• Task statement: The answer must consist of every line below containing "Artikel".

• Dataset records of page text:
• • • • • • •

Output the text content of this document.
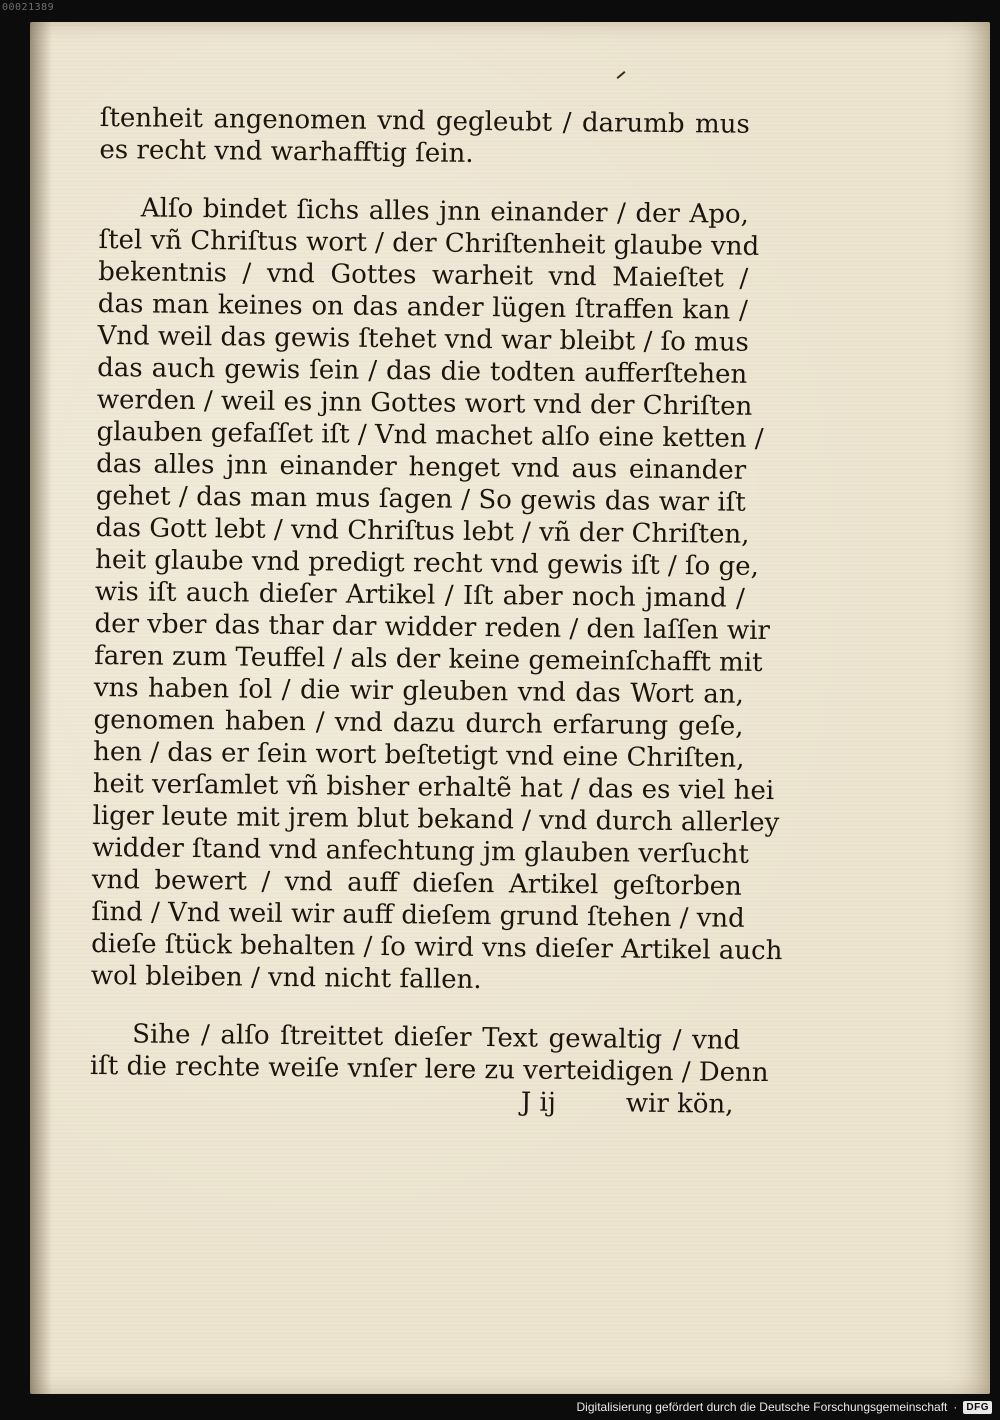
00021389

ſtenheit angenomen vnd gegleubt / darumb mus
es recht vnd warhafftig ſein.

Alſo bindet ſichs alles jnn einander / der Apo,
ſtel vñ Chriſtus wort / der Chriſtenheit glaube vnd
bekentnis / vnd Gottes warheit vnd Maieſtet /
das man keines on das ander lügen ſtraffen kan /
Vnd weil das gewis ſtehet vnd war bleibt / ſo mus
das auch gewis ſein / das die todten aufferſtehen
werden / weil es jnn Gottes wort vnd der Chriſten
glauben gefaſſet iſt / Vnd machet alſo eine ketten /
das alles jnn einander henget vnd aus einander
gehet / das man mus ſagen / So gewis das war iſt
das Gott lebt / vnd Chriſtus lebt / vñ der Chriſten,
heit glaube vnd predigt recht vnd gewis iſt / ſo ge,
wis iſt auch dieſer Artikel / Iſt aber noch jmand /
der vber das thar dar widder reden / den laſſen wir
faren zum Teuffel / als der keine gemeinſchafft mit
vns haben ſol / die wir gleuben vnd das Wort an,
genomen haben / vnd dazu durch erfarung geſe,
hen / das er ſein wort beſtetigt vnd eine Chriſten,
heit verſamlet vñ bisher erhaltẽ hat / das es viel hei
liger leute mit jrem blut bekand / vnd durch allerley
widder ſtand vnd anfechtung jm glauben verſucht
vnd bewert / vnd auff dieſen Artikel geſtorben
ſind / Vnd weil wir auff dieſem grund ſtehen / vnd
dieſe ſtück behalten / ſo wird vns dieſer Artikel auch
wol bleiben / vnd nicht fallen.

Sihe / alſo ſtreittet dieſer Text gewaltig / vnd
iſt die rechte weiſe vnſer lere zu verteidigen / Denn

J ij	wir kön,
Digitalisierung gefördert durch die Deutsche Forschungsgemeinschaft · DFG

• • • • • • •

• Task solution:
wis iſt auch dieſer Artikel / Iſt aber noch jmand /
vnd bewert / vnd auff dieſen Artikel geſtorben
dieſe ſtück behalten / ſo wird vns dieſer Artikel auch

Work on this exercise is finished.